Selected text:
____________

A bipartisan Senate committee named the Select Committee on Australia as a Technology and Financial Centre handed down a report this week laying out a plan to provide regulatory clarity on cryptocurrency and situate Australia at the centre of the future digital economy.

It’s worth a read, and mostly makes the kind of suggestions you would expect: developing fit-for-purpose taxation and incentive structures, setting up token licensing regimes, providing recourse for crypto businesses that struggle to partner with local banks, and so on.

But one recommendation, which the AFR described as ‘eye-popping’, is particularly worthy of note. Recommendation 4 is as follows:

The committee recommends that the Australian Government establish a new Decentralised Autonomous Organisation company structure.

A ‘decentralised autonomous organisation’ (DAO) is an entity with no central leadership which is collectively owned and governed by a community around a set of rules on the blockchain. Those with a stake, established by ownership of a certain crypto token, participate in the governance and vote on new protocols, which are executed with blockchain smart contracts.

The report correctly indicates that DAOs “do not clearly fall within any of Australia's existing company structures” and proposes that a structure be established, regulated by the Treasury, that would limit liability for token holders and allow DAO governors to hire people and engage in employment relations IRL.

____________

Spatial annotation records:
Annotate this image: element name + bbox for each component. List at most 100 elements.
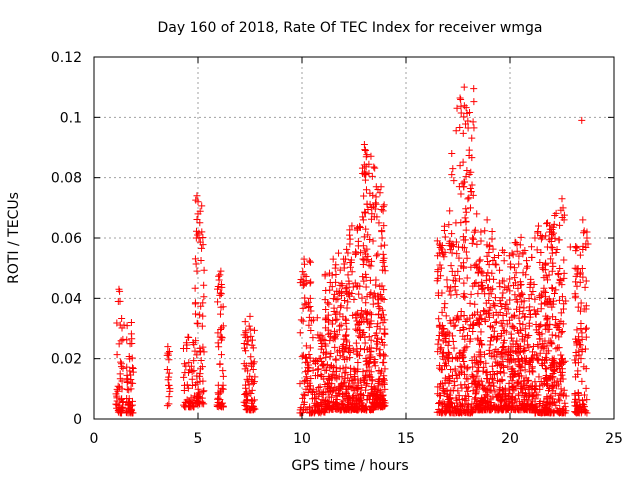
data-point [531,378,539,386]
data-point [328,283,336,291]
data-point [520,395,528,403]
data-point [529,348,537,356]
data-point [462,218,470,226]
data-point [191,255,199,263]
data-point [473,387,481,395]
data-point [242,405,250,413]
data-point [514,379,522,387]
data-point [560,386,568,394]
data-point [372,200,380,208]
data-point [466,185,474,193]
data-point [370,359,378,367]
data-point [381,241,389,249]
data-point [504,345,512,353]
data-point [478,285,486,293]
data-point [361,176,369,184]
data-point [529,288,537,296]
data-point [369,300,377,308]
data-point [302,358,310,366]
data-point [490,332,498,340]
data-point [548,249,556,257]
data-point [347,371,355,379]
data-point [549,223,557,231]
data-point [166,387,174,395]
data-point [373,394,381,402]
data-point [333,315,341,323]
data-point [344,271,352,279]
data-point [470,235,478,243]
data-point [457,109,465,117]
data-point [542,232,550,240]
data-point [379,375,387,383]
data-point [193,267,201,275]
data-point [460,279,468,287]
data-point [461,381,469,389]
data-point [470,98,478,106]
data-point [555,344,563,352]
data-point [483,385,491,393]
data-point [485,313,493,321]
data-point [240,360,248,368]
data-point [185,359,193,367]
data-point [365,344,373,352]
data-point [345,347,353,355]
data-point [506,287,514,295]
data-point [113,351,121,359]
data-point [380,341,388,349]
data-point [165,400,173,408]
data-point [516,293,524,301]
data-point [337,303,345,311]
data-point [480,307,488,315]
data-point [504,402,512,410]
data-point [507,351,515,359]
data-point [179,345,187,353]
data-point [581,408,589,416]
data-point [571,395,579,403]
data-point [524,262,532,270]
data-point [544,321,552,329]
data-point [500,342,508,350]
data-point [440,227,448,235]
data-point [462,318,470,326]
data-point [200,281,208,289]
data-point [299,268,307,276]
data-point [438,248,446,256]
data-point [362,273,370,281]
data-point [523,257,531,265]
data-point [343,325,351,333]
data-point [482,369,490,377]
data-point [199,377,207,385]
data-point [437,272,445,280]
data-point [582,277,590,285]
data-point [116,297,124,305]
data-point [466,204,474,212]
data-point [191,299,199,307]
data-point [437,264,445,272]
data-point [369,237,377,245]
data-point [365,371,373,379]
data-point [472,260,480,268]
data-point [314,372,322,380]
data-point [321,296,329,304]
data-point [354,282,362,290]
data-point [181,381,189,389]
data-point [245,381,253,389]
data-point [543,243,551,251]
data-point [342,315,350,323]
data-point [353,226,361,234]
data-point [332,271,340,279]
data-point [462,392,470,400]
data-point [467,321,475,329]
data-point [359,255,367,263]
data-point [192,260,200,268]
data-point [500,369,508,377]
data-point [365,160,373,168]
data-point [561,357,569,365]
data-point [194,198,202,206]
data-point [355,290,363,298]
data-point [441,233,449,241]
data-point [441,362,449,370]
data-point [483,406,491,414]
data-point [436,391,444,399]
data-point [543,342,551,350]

____________

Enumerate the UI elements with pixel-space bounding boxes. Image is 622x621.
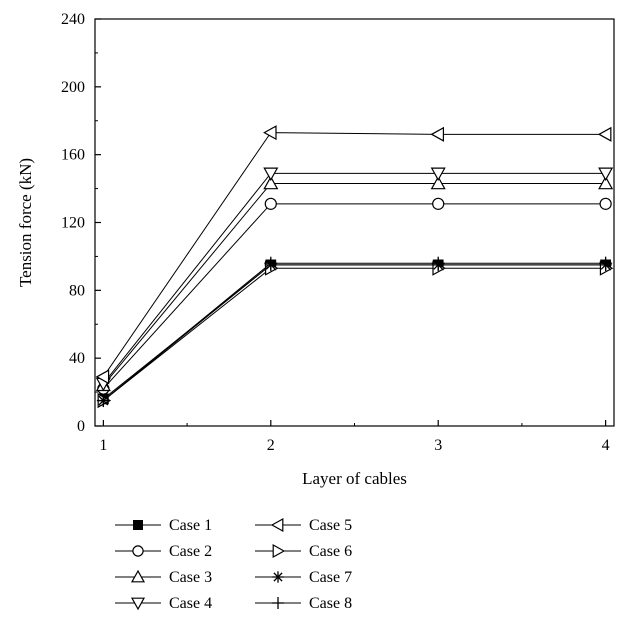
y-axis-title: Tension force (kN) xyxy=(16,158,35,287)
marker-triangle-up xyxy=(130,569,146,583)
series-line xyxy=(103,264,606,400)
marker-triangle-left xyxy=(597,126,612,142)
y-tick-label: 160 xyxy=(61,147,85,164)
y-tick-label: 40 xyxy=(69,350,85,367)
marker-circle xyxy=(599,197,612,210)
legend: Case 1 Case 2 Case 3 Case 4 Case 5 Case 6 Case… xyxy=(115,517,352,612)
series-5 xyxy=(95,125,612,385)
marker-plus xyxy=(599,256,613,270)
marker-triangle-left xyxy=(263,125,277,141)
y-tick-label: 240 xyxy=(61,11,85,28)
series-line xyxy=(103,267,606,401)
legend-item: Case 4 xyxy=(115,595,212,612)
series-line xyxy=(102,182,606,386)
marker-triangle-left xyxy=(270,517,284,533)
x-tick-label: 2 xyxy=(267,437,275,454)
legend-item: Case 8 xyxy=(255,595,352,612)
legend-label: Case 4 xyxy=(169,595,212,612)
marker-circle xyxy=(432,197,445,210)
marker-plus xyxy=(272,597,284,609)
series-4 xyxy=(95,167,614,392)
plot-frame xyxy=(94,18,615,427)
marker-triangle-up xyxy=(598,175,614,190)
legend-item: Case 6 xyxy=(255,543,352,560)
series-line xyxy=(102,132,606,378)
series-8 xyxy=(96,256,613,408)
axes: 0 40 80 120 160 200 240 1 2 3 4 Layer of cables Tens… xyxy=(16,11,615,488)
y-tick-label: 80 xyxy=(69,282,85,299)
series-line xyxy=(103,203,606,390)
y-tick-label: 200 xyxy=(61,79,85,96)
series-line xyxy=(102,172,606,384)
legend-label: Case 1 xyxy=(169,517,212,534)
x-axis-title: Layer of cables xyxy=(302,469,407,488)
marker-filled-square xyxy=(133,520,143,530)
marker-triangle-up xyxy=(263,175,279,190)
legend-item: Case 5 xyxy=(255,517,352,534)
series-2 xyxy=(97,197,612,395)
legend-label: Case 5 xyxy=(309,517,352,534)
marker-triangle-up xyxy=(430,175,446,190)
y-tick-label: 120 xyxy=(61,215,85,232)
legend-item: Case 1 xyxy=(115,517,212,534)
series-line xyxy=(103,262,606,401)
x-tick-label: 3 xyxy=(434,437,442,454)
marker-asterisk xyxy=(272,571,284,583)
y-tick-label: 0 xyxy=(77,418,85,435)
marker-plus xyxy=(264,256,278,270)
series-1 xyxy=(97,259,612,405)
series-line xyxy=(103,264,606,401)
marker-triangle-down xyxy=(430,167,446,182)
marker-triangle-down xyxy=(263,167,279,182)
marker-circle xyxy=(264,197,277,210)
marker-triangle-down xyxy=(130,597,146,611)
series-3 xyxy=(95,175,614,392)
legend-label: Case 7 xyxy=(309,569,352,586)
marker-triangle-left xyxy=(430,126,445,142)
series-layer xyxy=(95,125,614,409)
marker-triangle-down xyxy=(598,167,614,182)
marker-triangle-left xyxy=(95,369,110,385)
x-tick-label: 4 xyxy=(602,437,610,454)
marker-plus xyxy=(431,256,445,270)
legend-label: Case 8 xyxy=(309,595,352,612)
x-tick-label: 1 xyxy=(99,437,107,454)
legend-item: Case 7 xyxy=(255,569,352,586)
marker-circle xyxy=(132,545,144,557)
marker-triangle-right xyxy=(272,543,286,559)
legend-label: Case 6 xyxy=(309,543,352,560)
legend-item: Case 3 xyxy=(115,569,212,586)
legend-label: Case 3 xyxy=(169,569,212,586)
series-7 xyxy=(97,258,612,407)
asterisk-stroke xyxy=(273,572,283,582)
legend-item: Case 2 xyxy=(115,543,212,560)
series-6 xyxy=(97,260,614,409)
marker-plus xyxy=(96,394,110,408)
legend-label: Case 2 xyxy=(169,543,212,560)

____________

To be done:
In the passage about the Senate committee's cryptocurrency report, what does Recommendation 4 propose? The items are not needed for this.

Exercise output:
It recommends that the Australian Government establish a new Decentralised Autonomous Organisation company structure.